INFORMATION SUPPLIED
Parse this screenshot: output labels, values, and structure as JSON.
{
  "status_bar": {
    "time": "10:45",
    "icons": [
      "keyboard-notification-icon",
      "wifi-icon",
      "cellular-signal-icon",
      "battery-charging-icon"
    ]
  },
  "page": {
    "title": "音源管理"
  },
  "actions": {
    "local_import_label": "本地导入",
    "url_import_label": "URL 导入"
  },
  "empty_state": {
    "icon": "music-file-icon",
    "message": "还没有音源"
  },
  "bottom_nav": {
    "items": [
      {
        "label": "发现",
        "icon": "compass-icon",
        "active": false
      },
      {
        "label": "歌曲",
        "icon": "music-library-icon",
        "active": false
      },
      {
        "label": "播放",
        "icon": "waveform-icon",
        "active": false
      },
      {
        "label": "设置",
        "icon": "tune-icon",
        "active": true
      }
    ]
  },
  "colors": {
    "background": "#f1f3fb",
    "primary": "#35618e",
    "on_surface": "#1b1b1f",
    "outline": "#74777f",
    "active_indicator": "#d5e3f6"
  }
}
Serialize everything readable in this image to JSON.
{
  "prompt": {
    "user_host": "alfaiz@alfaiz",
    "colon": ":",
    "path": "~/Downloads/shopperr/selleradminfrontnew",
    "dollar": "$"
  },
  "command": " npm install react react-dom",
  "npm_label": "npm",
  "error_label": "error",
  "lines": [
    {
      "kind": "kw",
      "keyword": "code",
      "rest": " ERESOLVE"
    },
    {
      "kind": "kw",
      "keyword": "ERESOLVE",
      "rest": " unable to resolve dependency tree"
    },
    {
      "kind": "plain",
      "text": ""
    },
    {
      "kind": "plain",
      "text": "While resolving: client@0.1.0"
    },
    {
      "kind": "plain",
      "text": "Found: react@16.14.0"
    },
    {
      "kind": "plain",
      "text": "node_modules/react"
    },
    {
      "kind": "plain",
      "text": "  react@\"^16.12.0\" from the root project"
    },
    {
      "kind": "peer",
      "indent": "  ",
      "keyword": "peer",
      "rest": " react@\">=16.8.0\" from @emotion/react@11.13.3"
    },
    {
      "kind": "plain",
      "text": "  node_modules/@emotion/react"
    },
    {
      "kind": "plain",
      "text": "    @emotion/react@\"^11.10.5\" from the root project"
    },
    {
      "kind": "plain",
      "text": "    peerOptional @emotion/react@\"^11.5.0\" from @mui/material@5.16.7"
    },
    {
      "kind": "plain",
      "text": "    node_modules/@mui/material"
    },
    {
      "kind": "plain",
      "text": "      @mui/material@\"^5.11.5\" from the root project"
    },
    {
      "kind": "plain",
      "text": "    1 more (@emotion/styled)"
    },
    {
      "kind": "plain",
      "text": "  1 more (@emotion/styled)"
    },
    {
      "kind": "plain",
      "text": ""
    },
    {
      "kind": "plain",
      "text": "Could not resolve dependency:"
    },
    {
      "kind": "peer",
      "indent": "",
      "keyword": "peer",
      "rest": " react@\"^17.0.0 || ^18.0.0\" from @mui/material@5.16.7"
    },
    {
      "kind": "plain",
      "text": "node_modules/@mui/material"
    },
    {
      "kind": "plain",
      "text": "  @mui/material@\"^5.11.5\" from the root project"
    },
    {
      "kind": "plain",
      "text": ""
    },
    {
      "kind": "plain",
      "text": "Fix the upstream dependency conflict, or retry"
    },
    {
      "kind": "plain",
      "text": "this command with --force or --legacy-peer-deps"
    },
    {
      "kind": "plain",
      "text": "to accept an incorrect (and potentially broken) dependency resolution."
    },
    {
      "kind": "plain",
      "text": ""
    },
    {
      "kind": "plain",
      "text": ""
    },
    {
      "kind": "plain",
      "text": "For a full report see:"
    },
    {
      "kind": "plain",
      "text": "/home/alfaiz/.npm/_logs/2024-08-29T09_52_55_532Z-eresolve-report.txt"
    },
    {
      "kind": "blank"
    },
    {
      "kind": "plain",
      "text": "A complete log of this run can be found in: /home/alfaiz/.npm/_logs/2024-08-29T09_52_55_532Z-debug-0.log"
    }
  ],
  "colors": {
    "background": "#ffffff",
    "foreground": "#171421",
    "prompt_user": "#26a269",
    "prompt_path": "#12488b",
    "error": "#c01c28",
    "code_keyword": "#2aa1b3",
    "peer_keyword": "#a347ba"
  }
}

EXERCISE OBJECTIVE
Take every line from the records above that has the word "report" and copy it.

RESPONSE FOR THIS EXERCISE
      "text": "For a full report see:"
      "text": "/home/alfaiz/.npm/_logs/2024-08-29T09_52_55_532Z-eresolve-report.txt"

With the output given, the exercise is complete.